◆ Job
Show every line of the records below that contains the word "installer".

Dataset excerpt:
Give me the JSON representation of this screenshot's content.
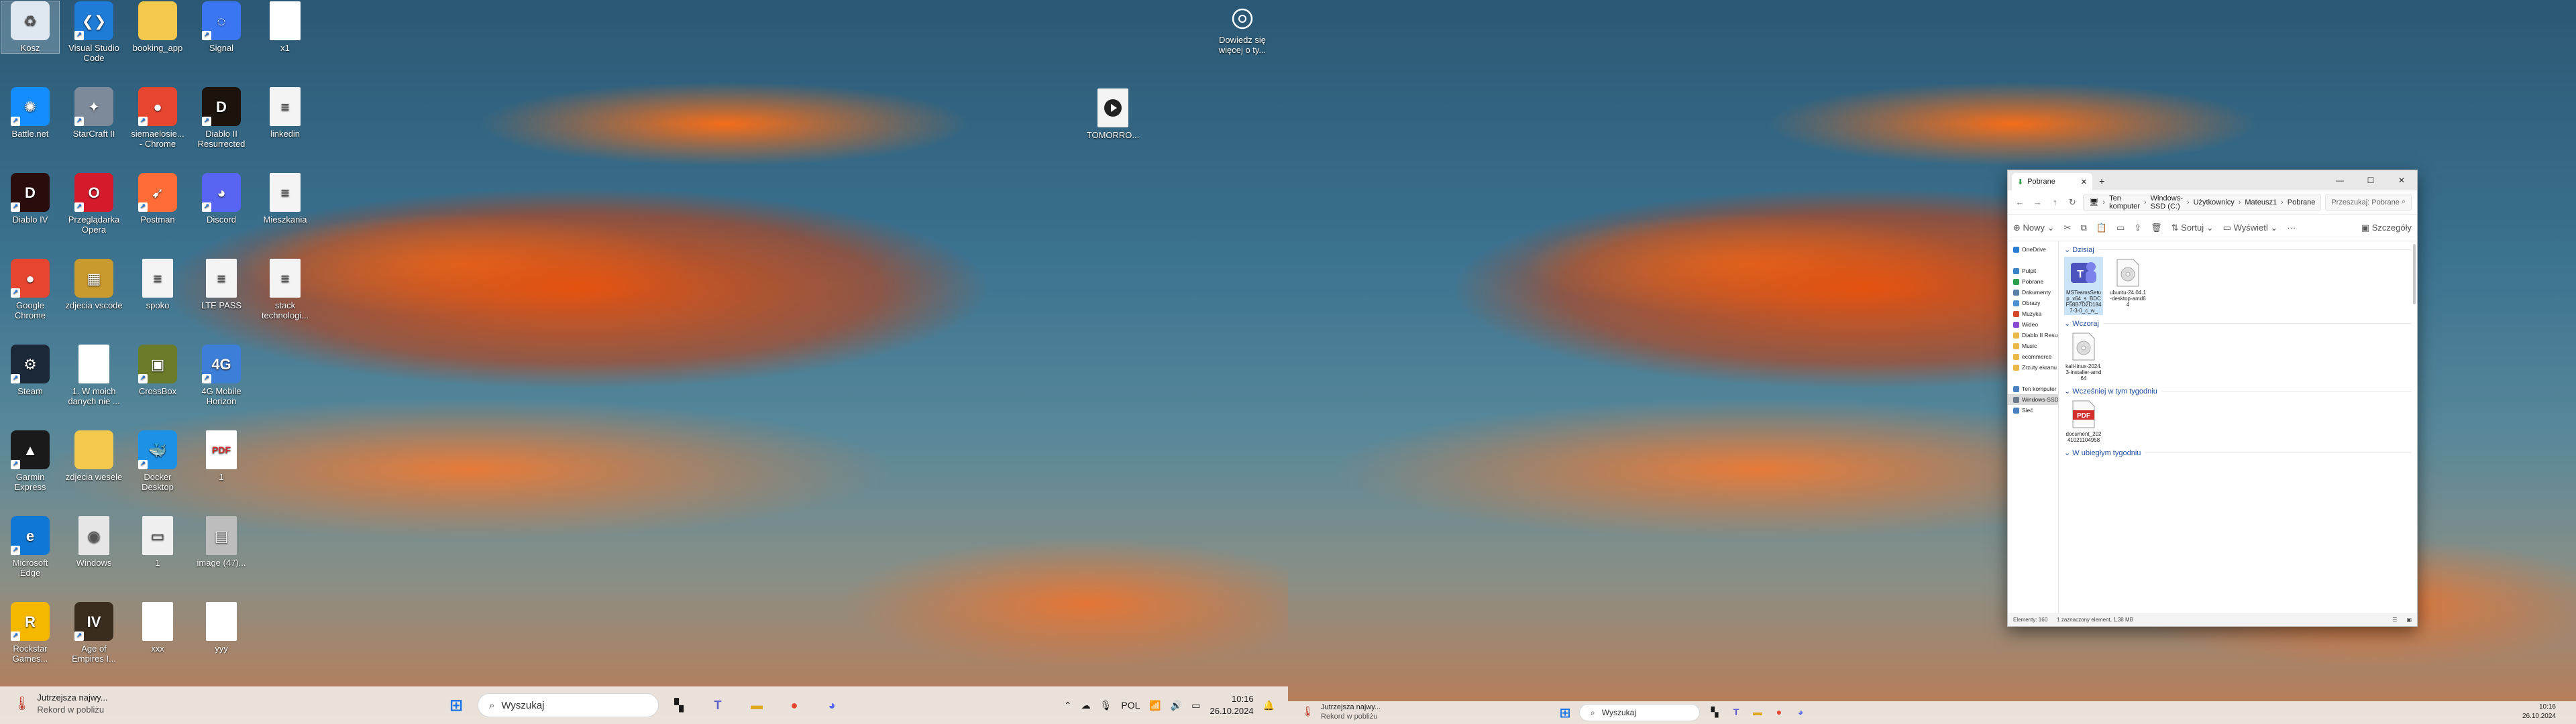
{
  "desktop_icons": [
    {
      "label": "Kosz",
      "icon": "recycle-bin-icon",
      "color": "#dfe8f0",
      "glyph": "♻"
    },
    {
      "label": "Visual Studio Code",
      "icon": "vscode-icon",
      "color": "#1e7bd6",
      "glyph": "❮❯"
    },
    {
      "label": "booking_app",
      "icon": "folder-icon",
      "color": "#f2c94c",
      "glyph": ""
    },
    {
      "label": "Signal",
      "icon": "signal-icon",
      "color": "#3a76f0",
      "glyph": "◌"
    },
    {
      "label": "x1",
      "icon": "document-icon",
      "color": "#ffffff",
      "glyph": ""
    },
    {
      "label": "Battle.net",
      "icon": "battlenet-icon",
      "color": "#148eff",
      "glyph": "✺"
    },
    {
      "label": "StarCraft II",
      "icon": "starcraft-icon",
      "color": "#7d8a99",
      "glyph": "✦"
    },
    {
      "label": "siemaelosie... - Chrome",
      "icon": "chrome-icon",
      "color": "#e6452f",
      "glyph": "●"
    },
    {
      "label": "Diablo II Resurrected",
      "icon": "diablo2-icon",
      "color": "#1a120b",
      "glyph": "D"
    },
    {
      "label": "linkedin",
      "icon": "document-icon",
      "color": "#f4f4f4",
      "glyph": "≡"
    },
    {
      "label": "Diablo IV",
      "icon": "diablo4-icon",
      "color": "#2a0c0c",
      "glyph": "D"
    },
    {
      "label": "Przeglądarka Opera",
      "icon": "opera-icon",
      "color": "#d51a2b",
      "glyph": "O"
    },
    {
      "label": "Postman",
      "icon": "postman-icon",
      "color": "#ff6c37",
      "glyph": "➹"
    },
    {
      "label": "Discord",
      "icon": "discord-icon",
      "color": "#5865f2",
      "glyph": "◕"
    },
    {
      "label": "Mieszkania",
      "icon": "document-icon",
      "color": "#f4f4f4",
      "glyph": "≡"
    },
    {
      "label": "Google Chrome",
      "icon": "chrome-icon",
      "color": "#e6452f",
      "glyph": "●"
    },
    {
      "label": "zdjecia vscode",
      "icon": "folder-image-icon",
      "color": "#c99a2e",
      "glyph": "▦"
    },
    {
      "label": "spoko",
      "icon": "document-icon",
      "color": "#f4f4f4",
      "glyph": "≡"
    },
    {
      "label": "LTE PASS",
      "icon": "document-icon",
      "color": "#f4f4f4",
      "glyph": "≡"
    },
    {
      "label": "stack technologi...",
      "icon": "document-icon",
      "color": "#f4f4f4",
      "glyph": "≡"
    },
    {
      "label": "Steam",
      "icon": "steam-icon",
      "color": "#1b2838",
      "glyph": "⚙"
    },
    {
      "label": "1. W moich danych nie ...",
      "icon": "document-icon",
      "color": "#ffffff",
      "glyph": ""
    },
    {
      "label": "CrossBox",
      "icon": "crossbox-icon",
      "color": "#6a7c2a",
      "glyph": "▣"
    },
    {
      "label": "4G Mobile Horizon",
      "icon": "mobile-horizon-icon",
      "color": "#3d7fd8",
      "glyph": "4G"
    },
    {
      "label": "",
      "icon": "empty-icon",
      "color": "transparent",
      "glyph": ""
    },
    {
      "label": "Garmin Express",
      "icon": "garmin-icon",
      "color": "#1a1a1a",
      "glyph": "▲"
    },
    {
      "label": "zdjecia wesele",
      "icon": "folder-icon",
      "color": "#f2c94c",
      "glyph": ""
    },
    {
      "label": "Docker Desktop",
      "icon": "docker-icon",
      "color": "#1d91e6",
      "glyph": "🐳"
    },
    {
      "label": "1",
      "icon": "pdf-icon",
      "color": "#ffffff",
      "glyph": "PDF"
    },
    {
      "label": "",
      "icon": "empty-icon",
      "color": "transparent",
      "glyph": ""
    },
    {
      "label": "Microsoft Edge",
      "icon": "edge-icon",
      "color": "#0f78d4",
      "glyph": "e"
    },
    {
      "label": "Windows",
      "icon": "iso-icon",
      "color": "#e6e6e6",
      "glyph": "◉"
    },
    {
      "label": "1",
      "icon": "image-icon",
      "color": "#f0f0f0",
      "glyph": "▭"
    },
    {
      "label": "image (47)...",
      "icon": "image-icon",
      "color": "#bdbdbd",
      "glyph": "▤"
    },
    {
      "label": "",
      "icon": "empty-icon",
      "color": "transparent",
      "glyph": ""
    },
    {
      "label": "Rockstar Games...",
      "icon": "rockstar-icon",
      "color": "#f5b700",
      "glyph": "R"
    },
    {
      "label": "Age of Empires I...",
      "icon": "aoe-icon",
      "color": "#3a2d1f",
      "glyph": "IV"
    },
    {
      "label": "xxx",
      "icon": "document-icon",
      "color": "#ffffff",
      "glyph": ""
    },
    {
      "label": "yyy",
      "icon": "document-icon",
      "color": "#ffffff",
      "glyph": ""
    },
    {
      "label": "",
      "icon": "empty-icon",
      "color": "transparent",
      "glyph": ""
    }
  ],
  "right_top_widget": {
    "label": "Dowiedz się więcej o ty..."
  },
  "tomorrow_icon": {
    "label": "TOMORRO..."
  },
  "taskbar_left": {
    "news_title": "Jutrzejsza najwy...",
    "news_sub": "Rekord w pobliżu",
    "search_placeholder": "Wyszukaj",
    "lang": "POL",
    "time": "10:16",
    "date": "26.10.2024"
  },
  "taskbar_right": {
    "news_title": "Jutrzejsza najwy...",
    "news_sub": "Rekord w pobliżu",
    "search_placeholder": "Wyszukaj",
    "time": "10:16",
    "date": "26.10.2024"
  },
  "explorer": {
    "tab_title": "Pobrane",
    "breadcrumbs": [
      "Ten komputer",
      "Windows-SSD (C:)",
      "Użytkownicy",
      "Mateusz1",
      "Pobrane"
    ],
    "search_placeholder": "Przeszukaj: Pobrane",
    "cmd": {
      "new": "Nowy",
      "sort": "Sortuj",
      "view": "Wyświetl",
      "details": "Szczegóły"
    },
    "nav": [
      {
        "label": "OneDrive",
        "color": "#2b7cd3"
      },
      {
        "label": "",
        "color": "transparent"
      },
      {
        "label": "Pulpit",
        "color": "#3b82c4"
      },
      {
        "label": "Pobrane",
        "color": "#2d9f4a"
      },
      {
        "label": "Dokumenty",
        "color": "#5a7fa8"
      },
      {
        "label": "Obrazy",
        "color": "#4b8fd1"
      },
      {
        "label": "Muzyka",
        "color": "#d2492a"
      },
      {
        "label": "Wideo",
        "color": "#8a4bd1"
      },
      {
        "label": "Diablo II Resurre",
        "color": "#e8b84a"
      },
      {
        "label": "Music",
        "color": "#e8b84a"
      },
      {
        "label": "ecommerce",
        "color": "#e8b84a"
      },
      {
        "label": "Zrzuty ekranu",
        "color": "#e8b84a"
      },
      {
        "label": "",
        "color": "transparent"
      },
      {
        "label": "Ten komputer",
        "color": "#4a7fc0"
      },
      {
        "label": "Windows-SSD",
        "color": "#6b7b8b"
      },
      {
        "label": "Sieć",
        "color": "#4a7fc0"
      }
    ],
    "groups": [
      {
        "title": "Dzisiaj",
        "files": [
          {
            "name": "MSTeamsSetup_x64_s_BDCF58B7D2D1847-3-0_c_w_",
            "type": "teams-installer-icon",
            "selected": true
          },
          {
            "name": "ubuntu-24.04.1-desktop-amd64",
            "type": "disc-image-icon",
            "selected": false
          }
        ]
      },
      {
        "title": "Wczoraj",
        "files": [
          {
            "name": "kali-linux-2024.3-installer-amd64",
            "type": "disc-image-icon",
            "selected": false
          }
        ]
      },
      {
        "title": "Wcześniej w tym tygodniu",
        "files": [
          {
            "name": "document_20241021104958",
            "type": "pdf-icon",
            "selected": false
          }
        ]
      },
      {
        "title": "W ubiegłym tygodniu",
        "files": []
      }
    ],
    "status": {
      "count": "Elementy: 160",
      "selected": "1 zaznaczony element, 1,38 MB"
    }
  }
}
* * *
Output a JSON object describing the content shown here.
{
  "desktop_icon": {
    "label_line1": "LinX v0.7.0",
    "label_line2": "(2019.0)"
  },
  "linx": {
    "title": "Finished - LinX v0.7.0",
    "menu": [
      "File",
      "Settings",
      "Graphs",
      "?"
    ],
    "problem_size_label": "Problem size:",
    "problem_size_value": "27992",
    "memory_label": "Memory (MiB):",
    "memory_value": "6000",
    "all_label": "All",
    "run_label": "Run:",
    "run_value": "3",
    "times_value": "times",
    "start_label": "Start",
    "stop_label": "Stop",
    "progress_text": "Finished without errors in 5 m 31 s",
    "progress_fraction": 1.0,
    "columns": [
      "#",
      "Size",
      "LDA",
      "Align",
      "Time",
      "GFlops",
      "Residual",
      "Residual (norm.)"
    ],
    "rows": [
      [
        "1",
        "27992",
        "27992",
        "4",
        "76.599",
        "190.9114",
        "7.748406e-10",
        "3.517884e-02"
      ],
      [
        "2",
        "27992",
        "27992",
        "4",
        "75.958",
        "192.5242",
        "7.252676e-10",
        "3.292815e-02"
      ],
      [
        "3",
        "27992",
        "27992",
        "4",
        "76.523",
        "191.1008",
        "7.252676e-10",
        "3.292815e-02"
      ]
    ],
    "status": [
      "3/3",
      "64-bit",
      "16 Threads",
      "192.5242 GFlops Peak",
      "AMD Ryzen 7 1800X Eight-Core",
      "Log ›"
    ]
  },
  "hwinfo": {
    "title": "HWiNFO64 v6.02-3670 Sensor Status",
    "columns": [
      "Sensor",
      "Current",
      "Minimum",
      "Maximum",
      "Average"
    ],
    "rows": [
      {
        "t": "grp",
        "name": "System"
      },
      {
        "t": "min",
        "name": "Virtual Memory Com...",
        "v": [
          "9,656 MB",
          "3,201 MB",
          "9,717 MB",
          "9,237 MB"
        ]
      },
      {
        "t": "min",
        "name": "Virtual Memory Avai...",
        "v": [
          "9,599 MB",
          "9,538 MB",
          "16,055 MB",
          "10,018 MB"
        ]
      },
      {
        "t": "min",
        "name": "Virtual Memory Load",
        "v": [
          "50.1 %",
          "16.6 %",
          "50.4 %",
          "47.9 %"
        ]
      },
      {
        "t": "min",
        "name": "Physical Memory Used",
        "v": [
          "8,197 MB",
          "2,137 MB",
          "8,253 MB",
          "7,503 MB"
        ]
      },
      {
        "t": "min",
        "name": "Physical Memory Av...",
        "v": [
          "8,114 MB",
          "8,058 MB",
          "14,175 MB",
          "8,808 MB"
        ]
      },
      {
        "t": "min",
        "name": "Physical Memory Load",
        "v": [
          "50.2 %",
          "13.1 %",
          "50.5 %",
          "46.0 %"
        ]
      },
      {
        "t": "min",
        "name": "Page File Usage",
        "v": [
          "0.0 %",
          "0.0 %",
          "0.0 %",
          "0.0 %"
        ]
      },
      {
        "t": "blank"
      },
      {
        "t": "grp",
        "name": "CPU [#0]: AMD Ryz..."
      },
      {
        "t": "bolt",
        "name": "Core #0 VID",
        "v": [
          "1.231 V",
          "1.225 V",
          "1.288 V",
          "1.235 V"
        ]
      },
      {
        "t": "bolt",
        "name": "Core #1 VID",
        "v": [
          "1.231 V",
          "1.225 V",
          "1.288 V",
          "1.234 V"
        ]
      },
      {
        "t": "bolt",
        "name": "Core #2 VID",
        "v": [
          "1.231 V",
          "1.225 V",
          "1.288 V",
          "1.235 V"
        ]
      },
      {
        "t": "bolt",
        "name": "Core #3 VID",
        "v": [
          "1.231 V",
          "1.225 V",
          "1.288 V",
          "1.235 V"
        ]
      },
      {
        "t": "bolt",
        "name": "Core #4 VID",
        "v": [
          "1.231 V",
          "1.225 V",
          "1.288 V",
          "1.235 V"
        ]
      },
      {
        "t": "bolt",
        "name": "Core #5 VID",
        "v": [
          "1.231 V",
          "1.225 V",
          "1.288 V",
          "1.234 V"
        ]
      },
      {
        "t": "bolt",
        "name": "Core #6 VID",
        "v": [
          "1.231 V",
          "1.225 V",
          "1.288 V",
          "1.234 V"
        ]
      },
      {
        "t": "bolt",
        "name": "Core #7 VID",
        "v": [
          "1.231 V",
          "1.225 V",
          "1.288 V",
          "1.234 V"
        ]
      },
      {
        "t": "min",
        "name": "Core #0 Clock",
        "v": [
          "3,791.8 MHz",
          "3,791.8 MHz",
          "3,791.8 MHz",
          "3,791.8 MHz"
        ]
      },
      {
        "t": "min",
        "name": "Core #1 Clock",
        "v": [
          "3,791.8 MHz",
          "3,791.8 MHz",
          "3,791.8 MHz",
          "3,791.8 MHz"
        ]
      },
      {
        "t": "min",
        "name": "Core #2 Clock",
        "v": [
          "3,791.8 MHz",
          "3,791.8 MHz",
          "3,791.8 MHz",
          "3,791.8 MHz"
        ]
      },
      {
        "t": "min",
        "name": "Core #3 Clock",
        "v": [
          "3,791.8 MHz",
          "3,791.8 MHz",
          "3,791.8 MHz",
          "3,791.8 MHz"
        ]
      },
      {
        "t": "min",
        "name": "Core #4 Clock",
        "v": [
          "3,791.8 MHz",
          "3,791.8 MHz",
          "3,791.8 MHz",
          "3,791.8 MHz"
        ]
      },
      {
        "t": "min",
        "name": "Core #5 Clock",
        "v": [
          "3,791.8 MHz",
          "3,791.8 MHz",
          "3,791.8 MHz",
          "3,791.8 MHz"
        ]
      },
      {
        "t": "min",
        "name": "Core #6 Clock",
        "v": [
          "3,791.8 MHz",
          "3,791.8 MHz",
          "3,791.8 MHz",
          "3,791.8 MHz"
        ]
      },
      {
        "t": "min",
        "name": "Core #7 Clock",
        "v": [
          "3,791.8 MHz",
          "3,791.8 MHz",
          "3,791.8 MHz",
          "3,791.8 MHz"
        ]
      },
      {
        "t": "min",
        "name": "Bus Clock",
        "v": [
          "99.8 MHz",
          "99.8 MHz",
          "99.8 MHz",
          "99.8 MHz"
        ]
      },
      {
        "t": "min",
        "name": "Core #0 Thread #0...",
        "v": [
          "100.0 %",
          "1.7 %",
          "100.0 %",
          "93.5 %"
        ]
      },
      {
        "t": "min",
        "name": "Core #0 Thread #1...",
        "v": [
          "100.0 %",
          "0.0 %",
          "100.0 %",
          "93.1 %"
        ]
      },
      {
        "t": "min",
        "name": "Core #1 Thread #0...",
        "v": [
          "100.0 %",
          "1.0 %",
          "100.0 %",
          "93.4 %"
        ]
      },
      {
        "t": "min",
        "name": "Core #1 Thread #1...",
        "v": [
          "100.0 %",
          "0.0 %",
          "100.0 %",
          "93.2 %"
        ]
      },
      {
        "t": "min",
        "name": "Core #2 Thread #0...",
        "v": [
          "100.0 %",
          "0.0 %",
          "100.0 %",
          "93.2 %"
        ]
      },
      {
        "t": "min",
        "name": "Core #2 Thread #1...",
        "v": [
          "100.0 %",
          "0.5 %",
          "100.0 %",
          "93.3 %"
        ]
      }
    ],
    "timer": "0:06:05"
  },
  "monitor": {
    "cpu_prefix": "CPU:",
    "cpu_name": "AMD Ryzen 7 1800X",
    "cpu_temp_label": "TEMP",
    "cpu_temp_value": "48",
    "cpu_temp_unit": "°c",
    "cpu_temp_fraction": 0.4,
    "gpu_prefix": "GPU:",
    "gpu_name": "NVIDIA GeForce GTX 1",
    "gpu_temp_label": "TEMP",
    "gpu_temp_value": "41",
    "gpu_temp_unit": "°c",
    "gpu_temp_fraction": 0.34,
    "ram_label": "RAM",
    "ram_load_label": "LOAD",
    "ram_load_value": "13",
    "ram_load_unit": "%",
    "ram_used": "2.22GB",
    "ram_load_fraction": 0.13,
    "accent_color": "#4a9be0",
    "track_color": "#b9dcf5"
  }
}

◆ Problem solution
            "type": "teams-installer-icon",
            "name": "kali-linux-2024.3-installer-amd64",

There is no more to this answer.